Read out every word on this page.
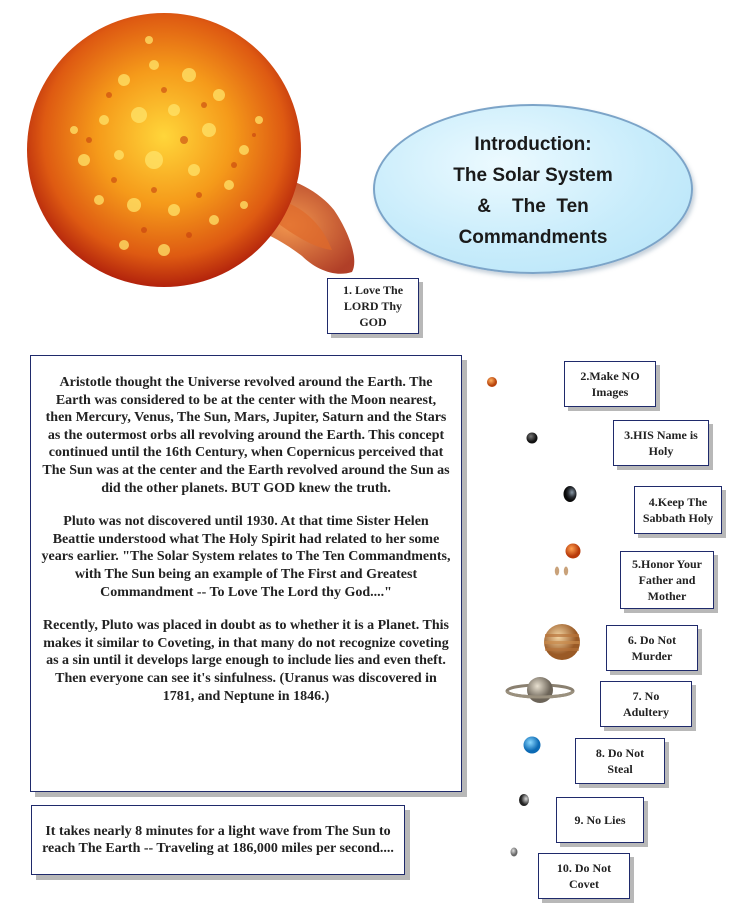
Introduction:
The Solar System
&    The  Ten
Commandments
1. Love The LORD Thy GOD

Aristotle thought the Universe revolved around the Earth. The Earth was considered to be at the center with the Moon nearest, then Mercury, Venus, The Sun, Mars, Jupiter, Saturn and the Stars as the outermost orbs all revolving around the Earth. This concept continued until the 16th Century, when Copernicus perceived that The Sun was at the center and the Earth revolved around the Sun as did the other planets. BUT GOD knew the truth.

Pluto was not discovered until 1930. At that time Sister Helen Beattie understood what The Holy Spirit had related to her some years earlier. "The Solar System relates to The Ten Commandments, with The Sun being an example of The First and Greatest Commandment -- To Love The Lord thy God...."

Recently, Pluto was placed in doubt as to whether it is a Planet. This makes it similar to Coveting, in that many do not recognize coveting as a sin until it develops large enough to include lies and even theft. Then everyone can see it's sinfulness. (Uranus was discovered in 1781, and Neptune in 1846.)

It takes nearly 8 minutes for a light wave from The Sun to reach The Earth -- Traveling at 186,000 miles per second....
2.Make NO Images
3.HIS Name is Holy
4.Keep The Sabbath Holy
5.Honor Your Father and Mother
6. Do Not Murder
7. No Adultery
8. Do Not Steal
9. No Lies
10. Do Not Covet
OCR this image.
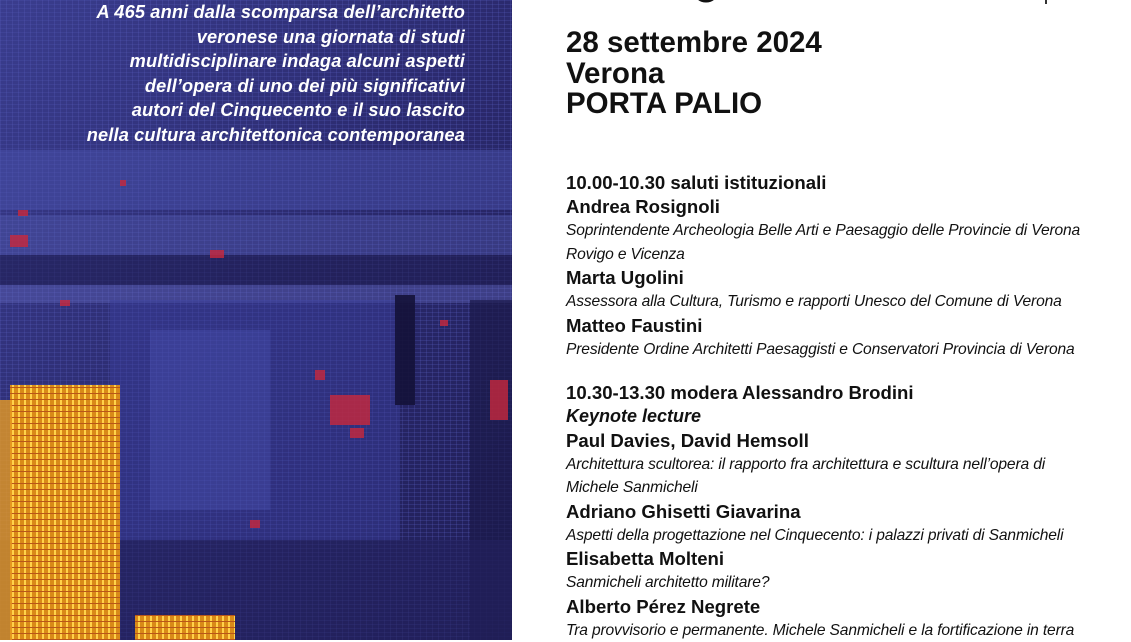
A 465 anni dalla scomparsa dell’architetto
veronese una giornata di studi
multidisciplinare indaga alcuni aspetti
dell’opera di uno dei più significativi
autori del Cinquecento e il suo lascito
nella cultura architettonica contemporanea
28 settembre 2024
Verona
PORTA PALIO
10.00-10.30 saluti istituzionali
Andrea Rosignoli
Soprintendente Archeologia Belle Arti e Paesaggio delle Provincie di Verona
Rovigo e Vicenza
Marta Ugolini
Assessora alla Cultura, Turismo e rapporti Unesco del Comune di Verona
Matteo Faustini
Presidente Ordine Architetti Paesaggisti e Conservatori Provincia di Verona
10.30-13.30 modera Alessandro Brodini
Keynote lecture
Paul Davies, David Hemsoll
Architettura scultorea: il rapporto fra architettura e scultura nell’opera di
Michele Sanmicheli
Adriano Ghisetti Giavarina
Aspetti della progettazione nel Cinquecento: i palazzi privati di Sanmicheli
Elisabetta Molteni
Sanmicheli architetto militare?
Alberto Pérez Negrete
Tra provvisorio e permanente. Michele Sanmicheli e la fortificazione in terra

________________________________________

Copy out each line of the data containing the string "Holy".

Pluto was not discovered until 1930. At that time Sister Helen Beattie understood what The Holy Spirit had related to her some years earlier. "The Solar System relates to The Ten Commandments, with The Sun being an example of The First and Greatest Commandment -- To Love The Lord thy God...."
3.HIS Name is Holy
4.Keep The Sabbath Holy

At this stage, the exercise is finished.